DATASET RECORDS:
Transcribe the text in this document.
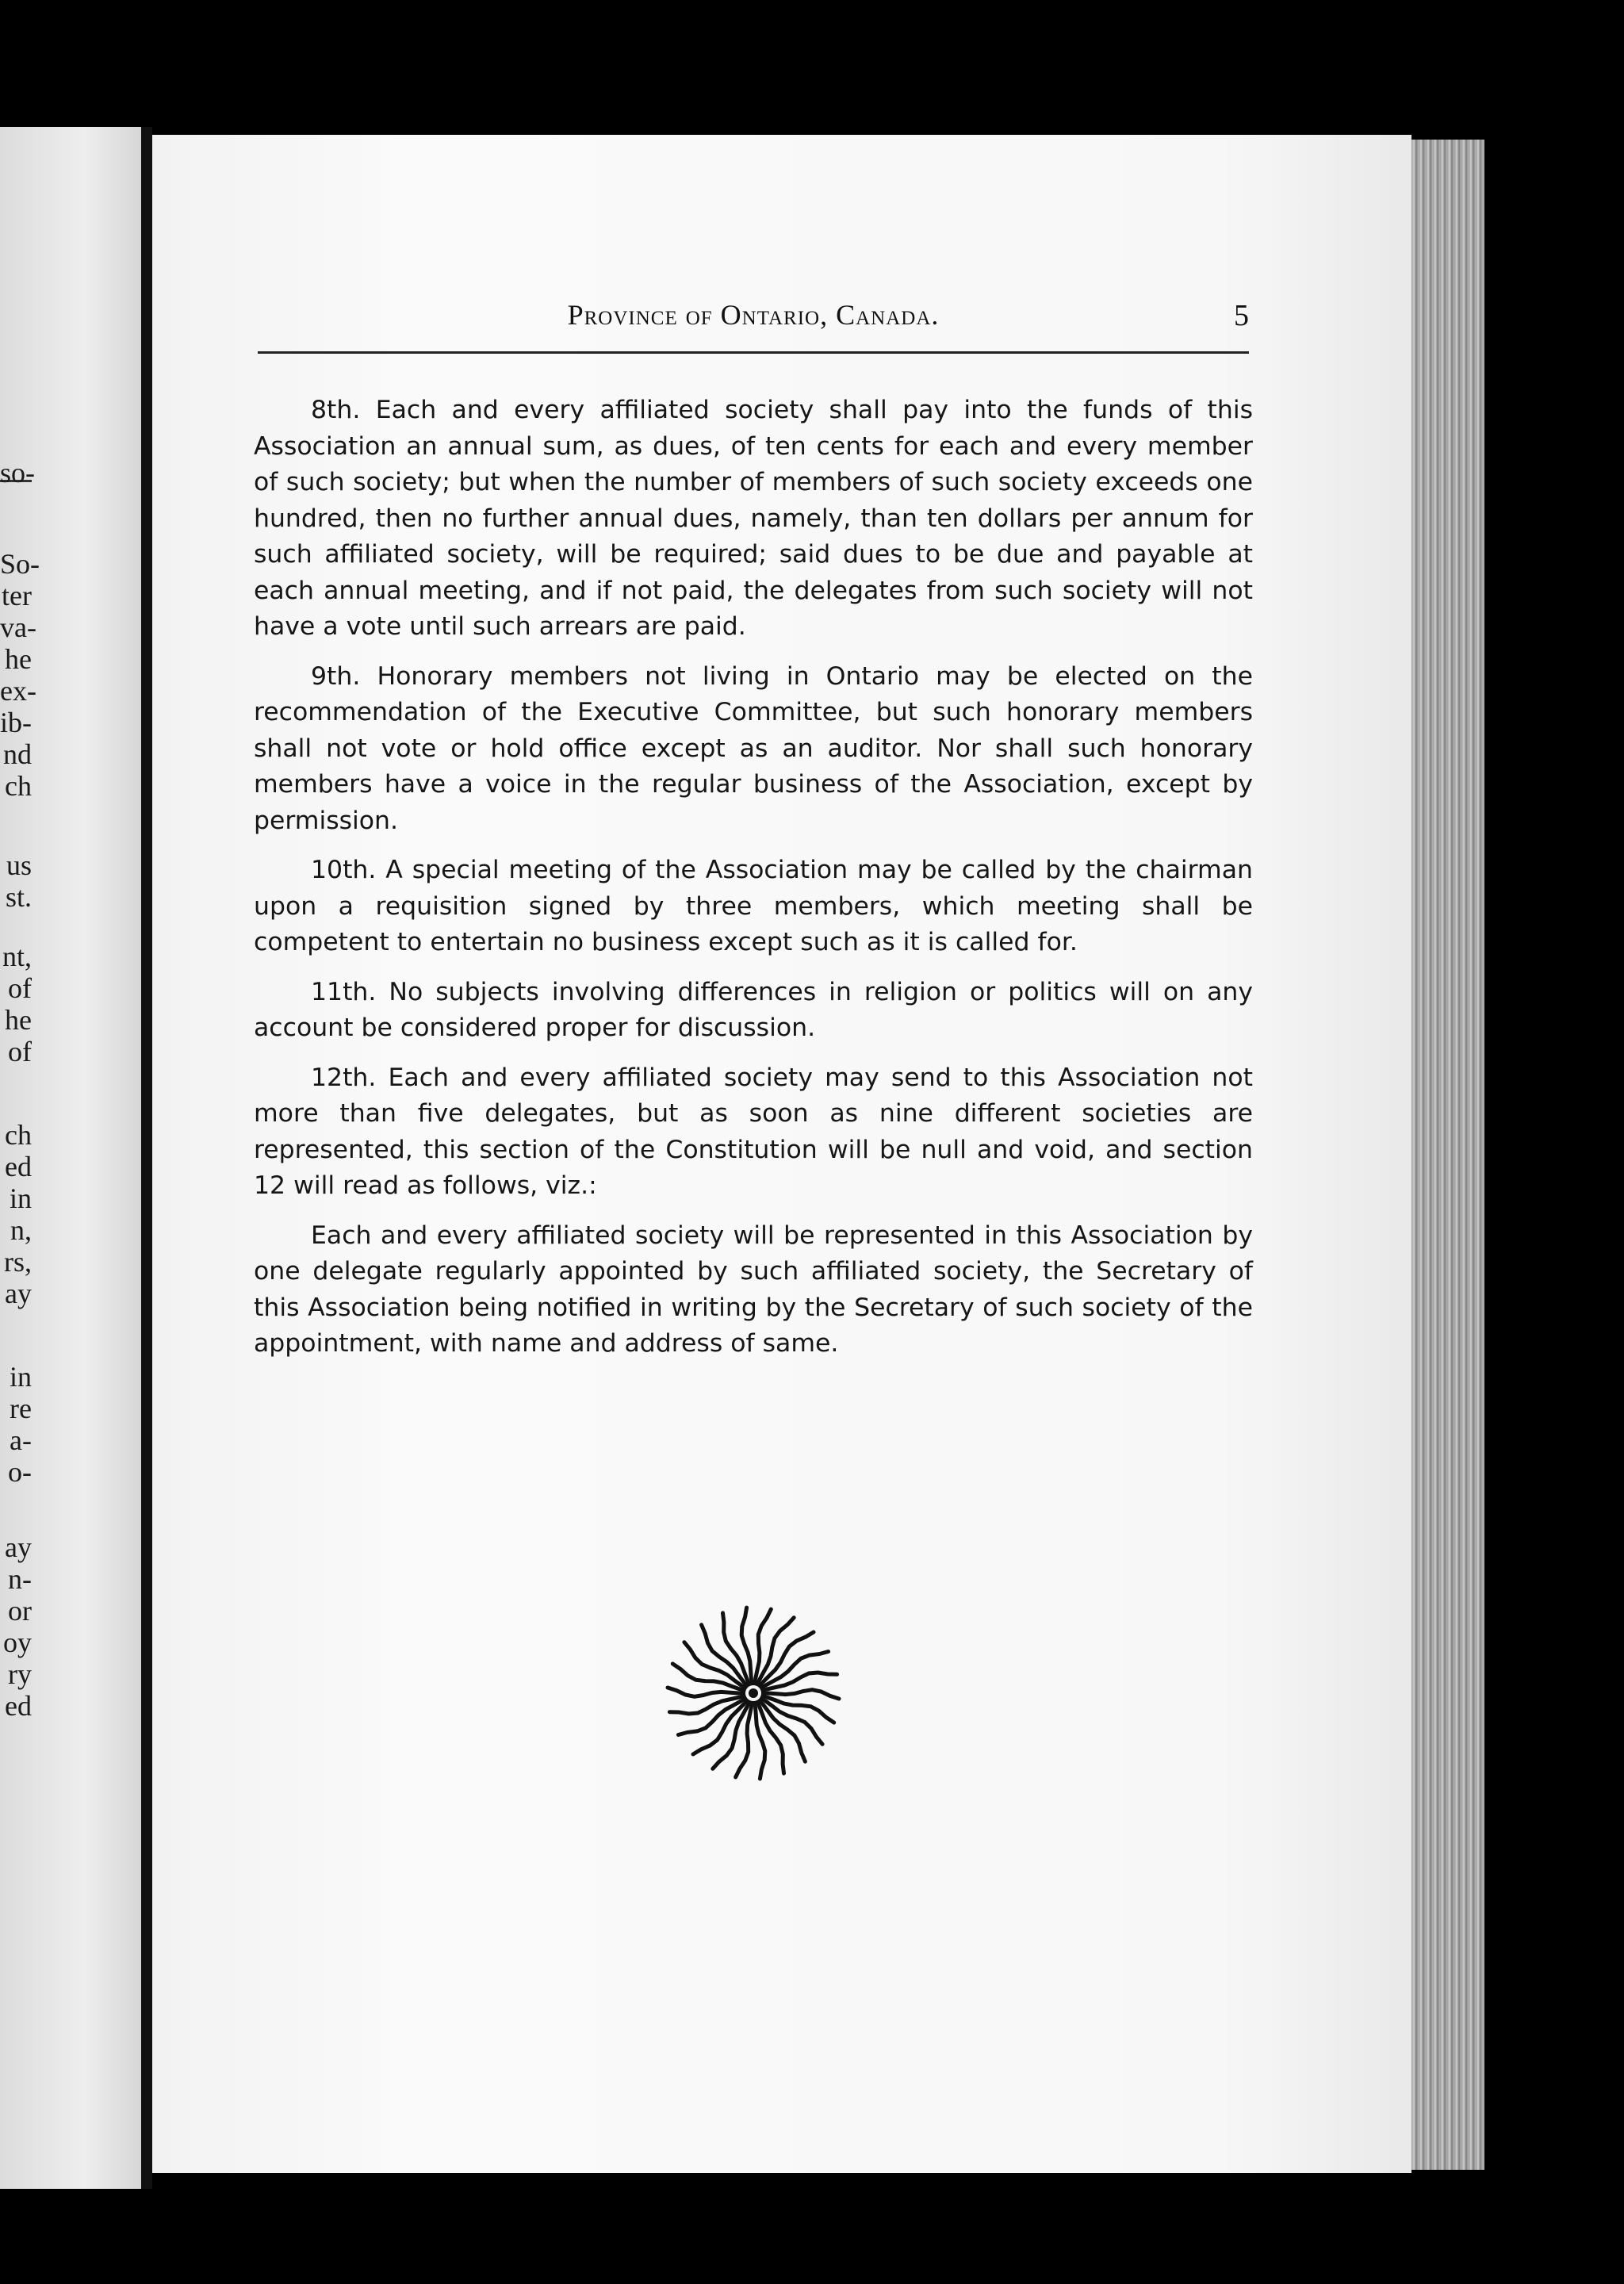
so-
So-
ter
va-
he
ex-
ib-
nd
ch
us
st.
nt,
of
he
of
ch
ed
in
n,
rs,
ay
in
re
a-
o-
ay
n-
or
oy
ry
ed
Province of Ontario, Canada.	5

8th. Each and every affiliated society shall pay into the funds of this Association an annual sum, as dues, of ten cents for each and every member of such society; but when the number of members of such society exceeds one hundred, then no further annual dues, namely, than ten dollars per annum for such affiliated society, will be required; said dues to be due and payable at each annual meeting, and if not paid, the delegates from such society will not have a vote until such arrears are paid.

9th. Honorary members not living in Ontario may be elected on the recommendation of the Executive Committee, but such honorary members shall not vote or hold office except as an auditor. Nor shall such honorary members have a voice in the regular business of the Association, except by permission.

10th. A special meeting of the Association may be called by the chairman upon a requisition signed by three members, which meeting shall be competent to entertain no business except such as it is called for.

11th. No subjects involving differences in religion or politics will on any account be considered proper for discussion.

12th. Each and every affiliated society may send to this Association not more than five delegates, but as soon as nine different societies are represented, this section of the Constitution will be null and void, and section 12 will read as follows, viz.:

Each and every affiliated society will be represented in this Association by one delegate regularly appointed by such affiliated society, the Secretary of this Association being notified in writing by the Secretary of such society of the appointment, with name and address of same.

AIM OF THE TASK:
Scan the material above for the string "will" and return the lines that hold it.

TASK ANSWER:
8th. Each and every affiliated society shall pay into the funds of this Association an annual sum, as dues, of ten cents for each and every member of such society; but when the number of members of such society exceeds one hundred, then no further annual dues, namely, than ten dollars per annum for such affiliated society, will be required; said dues to be due and payable at each annual meeting, and if not paid, the delegates from such society will not have a vote until such arrears are paid.
11th. No subjects involving differences in religion or politics will on any account be considered proper for discussion.
12th. Each and every affiliated society may send to this Association not more than five delegates, but as soon as nine different societies are represented, this section of the Constitution will be null and void, and section 12 will read as follows, viz.:
Each and every affiliated society will be represented in this Association by one delegate regularly appointed by such affiliated society, the Secretary of this Association being notified in writing by the Secretary of such society of the appointment, with name and address of same.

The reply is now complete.